## Document text

◆ ◆ ◆

Mackerel-10 is the second SBC in the project. It expands on the design of Mackerel-08 with a MC68010 CPU (or equivalent), the same XR68C681 DUART, 1MB of Flash ROM, 1MB of SRAM, up to 16 MB of DRAM, and an IDE drive interface. Two CPLDs act as the glue logic and DRAM controller for the board. The SRAM is optional and the address space can be filled almost entirely with DRAM.
The memory map looks like this:
- DRAM: 0x000000 - 0xEFFFFF (15MB)
- ROM: 0xF00000 - 0xFF4000 (not quite 1MB)
- I/O: 0xF40000 - 0xFFFFFF
Mackerel-30
Status: Prototype
- MC68030 CPU at 20 MHz
- MC68882 FPU
- 512 KB ROM, 512 KB SRAM
- 128 MB of 72-pin DRAM
- Two serial ports
- IDE interface
- Ethernet over SPI
- Linux 7.1.x

Mackerel-30 is based on the 68030 CPU. It includes the DUART and IDE interface from Mackerel-10 and upgrades the DRAM controller to use a 72-pin SIMM. It also includes a MC68882 FPU.
Mackerel-40
Status: Design
- 68040 CPU at 33 MHz (internal MMU and FPU)
- 2 MB of ROM, 2 MB SRAM
- 2x72 pin SIMMs (up to 256 MB of DRAM)
- Dedicated I/O controller (SPI, I2C, GPIO)
- DUART and IDE from earlier boards
Mackerel-F
Status: Prototype (FPGA)
- fx68k soft 68000 core at 37.8 MHz, in a Tang Nano 20k
- 8 MB SDRAM
- 30 KB ROM (bootloader) and 32 KB BSRAM
- UART console, programmable timer, and interrupt controller
- microSD (SPI) and W5500 Ethernet
- Linux 7.1.x NOMMU

Mackerel-F is an entire Mackerel system implemented inside an FPGA. Everything that is discrete hardware on the other boards - the CPU, glue logic, memory controller, UART, timer, interrupt controller, and SPI masters - is RTL here, built around the fx68k soft 68000 core and synthesized for the Tang Nano 20k. The SoC runs at 75.6 MHz with the 68000 core clocked at half that (37.8 MHz).

◆ ◆ ◆

## Records shown
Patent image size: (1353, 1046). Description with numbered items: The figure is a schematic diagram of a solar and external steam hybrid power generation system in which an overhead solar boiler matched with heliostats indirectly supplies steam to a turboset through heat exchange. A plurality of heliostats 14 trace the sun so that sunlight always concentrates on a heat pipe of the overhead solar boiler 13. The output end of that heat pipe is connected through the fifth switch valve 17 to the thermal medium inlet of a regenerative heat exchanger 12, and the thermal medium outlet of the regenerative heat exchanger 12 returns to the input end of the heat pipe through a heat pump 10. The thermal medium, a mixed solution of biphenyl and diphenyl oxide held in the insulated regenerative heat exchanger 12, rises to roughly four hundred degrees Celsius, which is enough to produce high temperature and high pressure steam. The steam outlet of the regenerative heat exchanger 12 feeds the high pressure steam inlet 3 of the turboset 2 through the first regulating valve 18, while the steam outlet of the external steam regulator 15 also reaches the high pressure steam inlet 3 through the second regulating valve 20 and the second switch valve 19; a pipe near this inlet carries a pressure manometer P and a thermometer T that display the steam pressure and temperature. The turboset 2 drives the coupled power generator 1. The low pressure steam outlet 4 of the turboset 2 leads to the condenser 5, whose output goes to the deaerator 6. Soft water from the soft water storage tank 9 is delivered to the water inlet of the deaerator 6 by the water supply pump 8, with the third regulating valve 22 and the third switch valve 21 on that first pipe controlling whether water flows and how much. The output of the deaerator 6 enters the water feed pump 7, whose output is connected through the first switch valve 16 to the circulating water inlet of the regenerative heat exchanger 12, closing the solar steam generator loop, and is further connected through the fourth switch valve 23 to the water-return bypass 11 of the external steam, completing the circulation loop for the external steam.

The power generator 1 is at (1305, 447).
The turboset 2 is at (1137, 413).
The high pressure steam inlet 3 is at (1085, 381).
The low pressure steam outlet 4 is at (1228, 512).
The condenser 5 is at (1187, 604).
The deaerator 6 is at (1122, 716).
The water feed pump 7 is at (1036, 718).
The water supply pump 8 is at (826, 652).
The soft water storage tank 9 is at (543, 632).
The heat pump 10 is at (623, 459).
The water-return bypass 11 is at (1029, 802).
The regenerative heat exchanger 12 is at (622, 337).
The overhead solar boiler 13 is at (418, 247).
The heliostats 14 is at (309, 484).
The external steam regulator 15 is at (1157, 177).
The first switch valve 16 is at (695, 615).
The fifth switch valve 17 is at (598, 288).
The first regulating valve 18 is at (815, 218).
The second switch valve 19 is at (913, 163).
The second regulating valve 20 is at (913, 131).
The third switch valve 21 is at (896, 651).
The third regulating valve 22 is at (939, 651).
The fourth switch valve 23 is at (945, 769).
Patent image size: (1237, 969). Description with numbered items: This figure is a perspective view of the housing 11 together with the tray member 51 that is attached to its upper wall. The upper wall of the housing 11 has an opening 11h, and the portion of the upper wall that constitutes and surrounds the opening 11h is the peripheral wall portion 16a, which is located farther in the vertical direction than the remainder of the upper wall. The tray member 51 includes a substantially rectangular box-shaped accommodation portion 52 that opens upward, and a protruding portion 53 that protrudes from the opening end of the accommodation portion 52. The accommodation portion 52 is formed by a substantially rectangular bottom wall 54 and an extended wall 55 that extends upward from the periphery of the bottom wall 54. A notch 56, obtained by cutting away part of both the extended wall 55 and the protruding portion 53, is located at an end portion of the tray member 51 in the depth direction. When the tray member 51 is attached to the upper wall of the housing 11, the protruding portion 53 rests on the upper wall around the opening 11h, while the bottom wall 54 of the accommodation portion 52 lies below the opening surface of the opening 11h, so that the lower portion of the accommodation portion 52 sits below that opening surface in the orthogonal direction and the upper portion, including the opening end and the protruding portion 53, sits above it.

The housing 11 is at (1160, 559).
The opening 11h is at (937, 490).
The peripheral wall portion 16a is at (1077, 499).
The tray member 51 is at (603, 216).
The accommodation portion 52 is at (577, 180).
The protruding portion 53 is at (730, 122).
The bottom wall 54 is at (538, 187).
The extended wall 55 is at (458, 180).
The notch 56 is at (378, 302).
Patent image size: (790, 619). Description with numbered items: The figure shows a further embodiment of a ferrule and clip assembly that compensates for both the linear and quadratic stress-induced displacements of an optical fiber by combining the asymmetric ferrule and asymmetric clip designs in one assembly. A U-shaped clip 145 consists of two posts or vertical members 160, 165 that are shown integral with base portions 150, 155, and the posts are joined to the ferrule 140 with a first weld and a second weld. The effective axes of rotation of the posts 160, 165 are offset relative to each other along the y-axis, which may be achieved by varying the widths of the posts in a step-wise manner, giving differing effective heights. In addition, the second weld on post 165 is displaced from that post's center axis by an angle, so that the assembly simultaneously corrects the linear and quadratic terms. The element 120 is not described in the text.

◆ ◆ ◆

## Instructions to follow
Answer these from the text on the Mackerel boards:
1. Which CPU does Mackerel-10 use?
2. What kind of memory module does Mackerel-30's upgraded DRAM controller use?
3. At what clock speed does the Mackerel-F SoC run?

## Response
1. An MC68010 CPU (or equivalent).
2. A 72-pin SIMM.
3. 75.6 MHz.